Your task:
Work through the data line by line, gathering every line that has the word "纸质文件".

Dataset extract:
-=-=-=-=-
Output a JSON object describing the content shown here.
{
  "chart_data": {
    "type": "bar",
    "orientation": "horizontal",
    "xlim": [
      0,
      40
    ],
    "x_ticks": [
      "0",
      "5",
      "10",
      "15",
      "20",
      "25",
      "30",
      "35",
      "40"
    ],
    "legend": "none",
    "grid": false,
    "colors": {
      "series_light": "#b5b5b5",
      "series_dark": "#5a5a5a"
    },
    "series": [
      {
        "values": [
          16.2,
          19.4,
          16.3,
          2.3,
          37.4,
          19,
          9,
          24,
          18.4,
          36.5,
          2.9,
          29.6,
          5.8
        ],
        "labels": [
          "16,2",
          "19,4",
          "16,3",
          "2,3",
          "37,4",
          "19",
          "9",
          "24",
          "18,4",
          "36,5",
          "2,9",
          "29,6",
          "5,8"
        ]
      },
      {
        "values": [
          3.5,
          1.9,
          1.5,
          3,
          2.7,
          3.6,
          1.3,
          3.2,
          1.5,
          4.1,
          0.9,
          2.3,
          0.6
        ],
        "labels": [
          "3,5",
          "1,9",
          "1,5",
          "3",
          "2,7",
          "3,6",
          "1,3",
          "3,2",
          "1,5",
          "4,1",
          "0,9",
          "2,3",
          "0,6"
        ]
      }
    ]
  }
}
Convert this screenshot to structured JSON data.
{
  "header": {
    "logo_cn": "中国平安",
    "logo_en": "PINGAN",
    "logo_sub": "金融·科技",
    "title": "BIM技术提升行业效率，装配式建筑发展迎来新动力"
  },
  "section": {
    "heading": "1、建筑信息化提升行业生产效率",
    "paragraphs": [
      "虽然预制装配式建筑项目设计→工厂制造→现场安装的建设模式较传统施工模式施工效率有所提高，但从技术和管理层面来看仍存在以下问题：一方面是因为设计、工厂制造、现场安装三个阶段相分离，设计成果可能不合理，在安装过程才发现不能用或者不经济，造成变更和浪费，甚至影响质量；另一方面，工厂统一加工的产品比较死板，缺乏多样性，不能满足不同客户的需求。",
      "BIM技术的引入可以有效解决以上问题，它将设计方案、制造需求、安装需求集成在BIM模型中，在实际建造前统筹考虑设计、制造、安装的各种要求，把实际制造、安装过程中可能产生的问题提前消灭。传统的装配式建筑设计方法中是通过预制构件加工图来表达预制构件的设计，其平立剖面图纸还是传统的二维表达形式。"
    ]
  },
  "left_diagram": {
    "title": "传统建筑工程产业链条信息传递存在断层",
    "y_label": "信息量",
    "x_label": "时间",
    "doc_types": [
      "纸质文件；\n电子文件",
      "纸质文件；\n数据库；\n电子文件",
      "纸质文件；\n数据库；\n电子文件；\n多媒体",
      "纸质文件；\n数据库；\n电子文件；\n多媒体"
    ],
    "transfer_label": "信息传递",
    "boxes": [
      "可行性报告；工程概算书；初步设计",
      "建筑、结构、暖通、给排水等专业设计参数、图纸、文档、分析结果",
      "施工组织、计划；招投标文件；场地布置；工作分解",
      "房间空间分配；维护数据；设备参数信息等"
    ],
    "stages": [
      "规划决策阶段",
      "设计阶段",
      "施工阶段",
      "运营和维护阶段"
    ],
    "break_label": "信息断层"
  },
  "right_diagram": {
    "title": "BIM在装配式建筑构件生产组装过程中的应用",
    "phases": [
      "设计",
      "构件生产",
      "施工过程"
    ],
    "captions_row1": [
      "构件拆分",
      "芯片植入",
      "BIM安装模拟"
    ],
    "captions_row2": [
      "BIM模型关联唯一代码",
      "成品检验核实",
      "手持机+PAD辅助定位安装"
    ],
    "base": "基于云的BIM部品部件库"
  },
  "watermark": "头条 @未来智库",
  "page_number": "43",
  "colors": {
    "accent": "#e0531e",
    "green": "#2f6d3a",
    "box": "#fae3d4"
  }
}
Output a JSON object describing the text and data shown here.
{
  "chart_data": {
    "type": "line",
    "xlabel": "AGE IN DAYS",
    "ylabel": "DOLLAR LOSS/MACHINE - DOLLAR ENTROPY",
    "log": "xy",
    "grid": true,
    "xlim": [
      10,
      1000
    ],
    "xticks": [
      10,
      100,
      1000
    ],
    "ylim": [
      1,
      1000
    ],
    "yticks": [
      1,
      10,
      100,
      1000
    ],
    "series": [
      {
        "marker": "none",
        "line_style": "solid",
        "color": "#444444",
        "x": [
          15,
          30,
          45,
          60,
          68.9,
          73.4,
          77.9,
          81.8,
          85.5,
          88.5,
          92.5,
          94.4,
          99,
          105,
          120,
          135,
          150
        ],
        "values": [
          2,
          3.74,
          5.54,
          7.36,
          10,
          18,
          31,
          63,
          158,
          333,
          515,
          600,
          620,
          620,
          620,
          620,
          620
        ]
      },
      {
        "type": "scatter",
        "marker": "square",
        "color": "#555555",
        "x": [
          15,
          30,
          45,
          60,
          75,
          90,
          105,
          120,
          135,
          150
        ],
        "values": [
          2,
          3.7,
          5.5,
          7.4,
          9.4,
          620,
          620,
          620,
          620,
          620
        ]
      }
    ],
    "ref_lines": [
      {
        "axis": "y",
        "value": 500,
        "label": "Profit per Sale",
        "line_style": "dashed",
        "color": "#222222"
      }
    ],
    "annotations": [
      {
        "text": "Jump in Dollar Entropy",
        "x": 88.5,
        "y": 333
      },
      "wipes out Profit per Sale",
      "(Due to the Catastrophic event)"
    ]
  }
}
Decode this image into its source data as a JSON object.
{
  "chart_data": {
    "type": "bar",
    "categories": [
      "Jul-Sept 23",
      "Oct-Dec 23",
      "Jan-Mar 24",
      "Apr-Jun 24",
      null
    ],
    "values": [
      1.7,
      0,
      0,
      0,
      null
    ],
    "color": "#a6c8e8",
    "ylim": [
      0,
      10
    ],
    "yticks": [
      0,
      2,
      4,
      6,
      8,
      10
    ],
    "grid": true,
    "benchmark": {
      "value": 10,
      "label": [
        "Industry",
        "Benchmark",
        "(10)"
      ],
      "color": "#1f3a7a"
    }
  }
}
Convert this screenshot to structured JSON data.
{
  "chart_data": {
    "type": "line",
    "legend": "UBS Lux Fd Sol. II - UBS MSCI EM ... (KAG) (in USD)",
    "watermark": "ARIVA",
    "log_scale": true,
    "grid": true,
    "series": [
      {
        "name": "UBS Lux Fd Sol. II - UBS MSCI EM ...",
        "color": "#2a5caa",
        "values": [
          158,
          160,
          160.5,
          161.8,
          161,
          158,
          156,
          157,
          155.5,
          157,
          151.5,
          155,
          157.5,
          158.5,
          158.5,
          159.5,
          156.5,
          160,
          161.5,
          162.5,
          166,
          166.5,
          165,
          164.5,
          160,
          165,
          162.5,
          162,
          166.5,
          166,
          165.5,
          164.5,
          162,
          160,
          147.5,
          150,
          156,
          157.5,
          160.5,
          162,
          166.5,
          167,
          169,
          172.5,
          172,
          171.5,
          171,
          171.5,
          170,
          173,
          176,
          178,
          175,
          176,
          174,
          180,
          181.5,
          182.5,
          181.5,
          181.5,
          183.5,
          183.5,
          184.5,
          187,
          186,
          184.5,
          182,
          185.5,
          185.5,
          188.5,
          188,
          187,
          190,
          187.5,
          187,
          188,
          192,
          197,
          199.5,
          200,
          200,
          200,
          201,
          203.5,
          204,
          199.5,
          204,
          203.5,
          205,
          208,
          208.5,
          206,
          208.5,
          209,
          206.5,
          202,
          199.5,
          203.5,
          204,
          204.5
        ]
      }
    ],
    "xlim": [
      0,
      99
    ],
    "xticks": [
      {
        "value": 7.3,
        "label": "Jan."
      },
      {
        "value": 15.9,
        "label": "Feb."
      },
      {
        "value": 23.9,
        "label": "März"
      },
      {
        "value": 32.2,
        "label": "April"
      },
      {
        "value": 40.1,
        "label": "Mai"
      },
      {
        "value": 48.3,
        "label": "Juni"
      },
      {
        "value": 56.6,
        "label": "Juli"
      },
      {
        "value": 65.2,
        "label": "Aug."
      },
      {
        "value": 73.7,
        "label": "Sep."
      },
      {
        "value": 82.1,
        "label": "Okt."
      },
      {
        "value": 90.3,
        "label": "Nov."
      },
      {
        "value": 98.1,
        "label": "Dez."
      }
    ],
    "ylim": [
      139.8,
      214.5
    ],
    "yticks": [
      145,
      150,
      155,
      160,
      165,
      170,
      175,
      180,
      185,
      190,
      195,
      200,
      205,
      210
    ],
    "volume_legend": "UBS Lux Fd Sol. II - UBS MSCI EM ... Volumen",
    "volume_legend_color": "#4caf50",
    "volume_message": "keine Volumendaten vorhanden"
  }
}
-=-=-=-=-
Finished task:
      "纸质文件；\n电子文件",
      "纸质文件；\n数据库；\n电子文件",
      "纸质文件；\n数据库；\n电子文件；\n多媒体",
      "纸质文件；\n数据库；\n电子文件；\n多媒体"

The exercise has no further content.